## Exercise data
◇ ◇ ◇ ◇

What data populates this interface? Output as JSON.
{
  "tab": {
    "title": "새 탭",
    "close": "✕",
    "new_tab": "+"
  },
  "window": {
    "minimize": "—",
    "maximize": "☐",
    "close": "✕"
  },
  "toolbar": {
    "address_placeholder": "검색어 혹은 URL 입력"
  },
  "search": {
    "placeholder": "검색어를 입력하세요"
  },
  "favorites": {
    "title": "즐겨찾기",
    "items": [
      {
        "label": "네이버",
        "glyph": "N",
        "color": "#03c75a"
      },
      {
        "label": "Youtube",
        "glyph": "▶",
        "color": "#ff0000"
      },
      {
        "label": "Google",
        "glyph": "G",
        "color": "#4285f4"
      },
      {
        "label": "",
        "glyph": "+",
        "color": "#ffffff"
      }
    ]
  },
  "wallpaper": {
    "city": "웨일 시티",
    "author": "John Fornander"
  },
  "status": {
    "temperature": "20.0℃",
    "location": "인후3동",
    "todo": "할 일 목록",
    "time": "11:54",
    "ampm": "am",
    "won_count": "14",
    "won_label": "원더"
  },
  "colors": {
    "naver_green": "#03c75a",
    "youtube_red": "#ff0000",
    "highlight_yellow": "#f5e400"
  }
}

◇ ◇ ◇ ◇

## Stated goal
Return the listing above word for word.

## The completed task
What data populates this interface? Output as JSON.
{
  "tab": {
    "title": "새 탭",
    "close": "✕",
    "new_tab": "+"
  },
  "window": {
    "minimize": "—",
    "maximize": "☐",
    "close": "✕"
  },
  "toolbar": {
    "address_placeholder": "검색어 혹은 URL 입력"
  },
  "search": {
    "placeholder": "검색어를 입력하세요"
  },
  "favorites": {
    "title": "즐겨찾기",
    "items": [
      {
        "label": "네이버",
        "glyph": "N",
        "color": "#03c75a"
      },
      {
        "label": "Youtube",
        "glyph": "▶",
        "color": "#ff0000"
      },
      {
        "label": "Google",
        "glyph": "G",
        "color": "#4285f4"
      },
      {
        "label": "",
        "glyph": "+",
        "color": "#ffffff"
      }
    ]
  },
  "wallpaper": {
    "city": "웨일 시티",
    "author": "John Fornander"
  },
  "status": {
    "temperature": "20.0℃",
    "location": "인후3동",
    "todo": "할 일 목록",
    "time": "11:54",
    "ampm": "am",
    "won_count": "14",
    "won_label": "원더"
  },
  "colors": {
    "naver_green": "#03c75a",
    "youtube_red": "#ff0000",
    "highlight_yellow": "#f5e400"
  }
}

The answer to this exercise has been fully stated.